*DIRECTIONS FOR THIS TASK*.
Each entry must be given again exactly; images do not belong in the copy.

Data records

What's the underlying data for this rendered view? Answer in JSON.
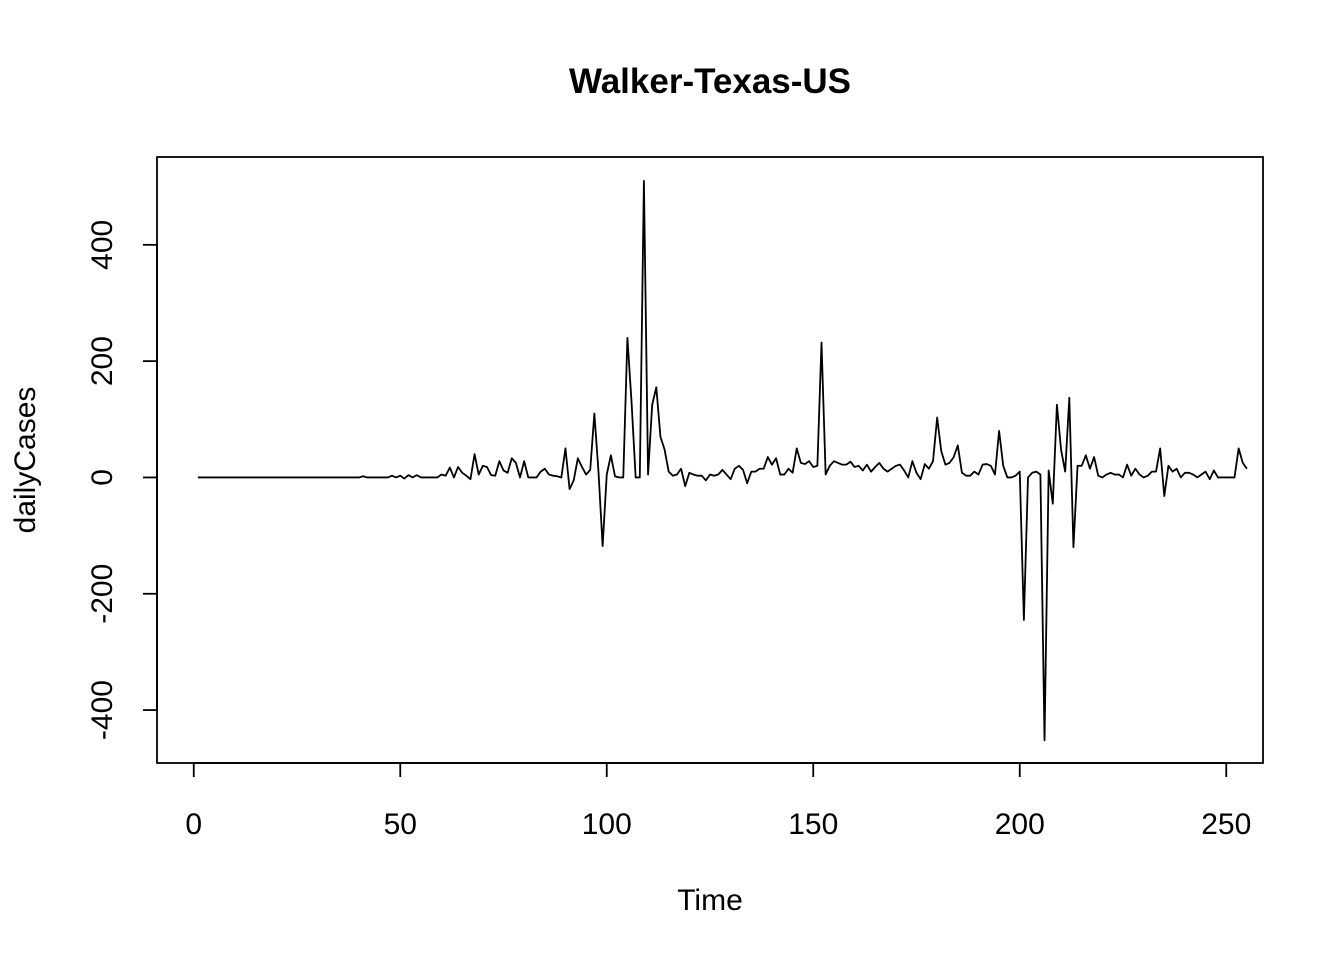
{
  "chart_data": {
    "type": "line",
    "title": "Walker-Texas-US",
    "xlabel": "Time",
    "ylabel": "dailyCases",
    "xlim": [
      -8.9,
      258.9
    ],
    "ylim": [
      -491,
      551
    ],
    "x_ticks": [
      0,
      50,
      100,
      150,
      200,
      250
    ],
    "y_ticks": [
      -400,
      -200,
      0,
      200,
      400
    ],
    "grid": false,
    "legend": "none",
    "line_color": "#000000",
    "series": [
      {
        "x_start": 1,
        "values": [
          0,
          0,
          0,
          0,
          0,
          0,
          0,
          0,
          0,
          0,
          0,
          0,
          0,
          0,
          0,
          0,
          0,
          0,
          0,
          0,
          0,
          0,
          0,
          0,
          0,
          0,
          0,
          0,
          0,
          0,
          0,
          0,
          0,
          0,
          0,
          0,
          0,
          0,
          0,
          0,
          2,
          0,
          0,
          0,
          0,
          0,
          0,
          3,
          0,
          3,
          -2,
          4,
          0,
          4,
          0,
          0,
          0,
          0,
          0,
          5,
          3,
          17,
          0,
          18,
          8,
          3,
          -3,
          40,
          5,
          20,
          18,
          4,
          3,
          28,
          12,
          8,
          33,
          25,
          0,
          28,
          0,
          0,
          0,
          10,
          15,
          5,
          3,
          2,
          0,
          50,
          -20,
          -5,
          33,
          18,
          5,
          13,
          110,
          10,
          -118,
          5,
          38,
          2,
          0,
          0,
          240,
          130,
          0,
          0,
          510,
          5,
          125,
          155,
          70,
          48,
          10,
          3,
          5,
          15,
          -15,
          8,
          5,
          3,
          3,
          -5,
          5,
          3,
          5,
          13,
          5,
          -3,
          15,
          20,
          13,
          -10,
          10,
          10,
          15,
          15,
          35,
          22,
          33,
          5,
          5,
          15,
          8,
          50,
          25,
          23,
          28,
          18,
          20,
          232,
          5,
          20,
          28,
          25,
          22,
          22,
          27,
          18,
          20,
          12,
          22,
          10,
          18,
          25,
          15,
          10,
          15,
          20,
          22,
          12,
          0,
          28,
          8,
          -3,
          23,
          15,
          28,
          103,
          45,
          22,
          25,
          35,
          55,
          8,
          3,
          3,
          10,
          5,
          22,
          23,
          20,
          5,
          80,
          20,
          0,
          0,
          3,
          10,
          -245,
          0,
          8,
          10,
          5,
          -452,
          12,
          -45,
          125,
          48,
          10,
          137,
          -120,
          20,
          20,
          38,
          15,
          35,
          3,
          0,
          5,
          8,
          5,
          5,
          0,
          22,
          3,
          15,
          5,
          0,
          3,
          10,
          10,
          50,
          -32,
          20,
          10,
          15,
          0,
          8,
          8,
          5,
          0,
          5,
          10,
          -3,
          12,
          0,
          0,
          0,
          0,
          0,
          50,
          25,
          15
        ]
      }
    ]
  }
}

*WRITTEN RESPONSE*.
What's the underlying data for this rendered view? Answer in JSON.
{
  "chart_data": {
    "type": "line",
    "title": "Walker-Texas-US",
    "xlabel": "Time",
    "ylabel": "dailyCases",
    "xlim": [
      -8.9,
      258.9
    ],
    "ylim": [
      -491,
      551
    ],
    "x_ticks": [
      0,
      50,
      100,
      150,
      200,
      250
    ],
    "y_ticks": [
      -400,
      -200,
      0,
      200,
      400
    ],
    "grid": false,
    "legend": "none",
    "line_color": "#000000",
    "series": [
      {
        "x_start": 1,
        "values": [
          0,
          0,
          0,
          0,
          0,
          0,
          0,
          0,
          0,
          0,
          0,
          0,
          0,
          0,
          0,
          0,
          0,
          0,
          0,
          0,
          0,
          0,
          0,
          0,
          0,
          0,
          0,
          0,
          0,
          0,
          0,
          0,
          0,
          0,
          0,
          0,
          0,
          0,
          0,
          0,
          2,
          0,
          0,
          0,
          0,
          0,
          0,
          3,
          0,
          3,
          -2,
          4,
          0,
          4,
          0,
          0,
          0,
          0,
          0,
          5,
          3,
          17,
          0,
          18,
          8,
          3,
          -3,
          40,
          5,
          20,
          18,
          4,
          3,
          28,
          12,
          8,
          33,
          25,
          0,
          28,
          0,
          0,
          0,
          10,
          15,
          5,
          3,
          2,
          0,
          50,
          -20,
          -5,
          33,
          18,
          5,
          13,
          110,
          10,
          -118,
          5,
          38,
          2,
          0,
          0,
          240,
          130,
          0,
          0,
          510,
          5,
          125,
          155,
          70,
          48,
          10,
          3,
          5,
          15,
          -15,
          8,
          5,
          3,
          3,
          -5,
          5,
          3,
          5,
          13,
          5,
          -3,
          15,
          20,
          13,
          -10,
          10,
          10,
          15,
          15,
          35,
          22,
          33,
          5,
          5,
          15,
          8,
          50,
          25,
          23,
          28,
          18,
          20,
          232,
          5,
          20,
          28,
          25,
          22,
          22,
          27,
          18,
          20,
          12,
          22,
          10,
          18,
          25,
          15,
          10,
          15,
          20,
          22,
          12,
          0,
          28,
          8,
          -3,
          23,
          15,
          28,
          103,
          45,
          22,
          25,
          35,
          55,
          8,
          3,
          3,
          10,
          5,
          22,
          23,
          20,
          5,
          80,
          20,
          0,
          0,
          3,
          10,
          -245,
          0,
          8,
          10,
          5,
          -452,
          12,
          -45,
          125,
          48,
          10,
          137,
          -120,
          20,
          20,
          38,
          15,
          35,
          3,
          0,
          5,
          8,
          5,
          5,
          0,
          22,
          3,
          15,
          5,
          0,
          3,
          10,
          10,
          50,
          -32,
          20,
          10,
          15,
          0,
          8,
          8,
          5,
          0,
          5,
          10,
          -3,
          12,
          0,
          0,
          0,
          0,
          0,
          50,
          25,
          15
        ]
      }
    ]
  }
}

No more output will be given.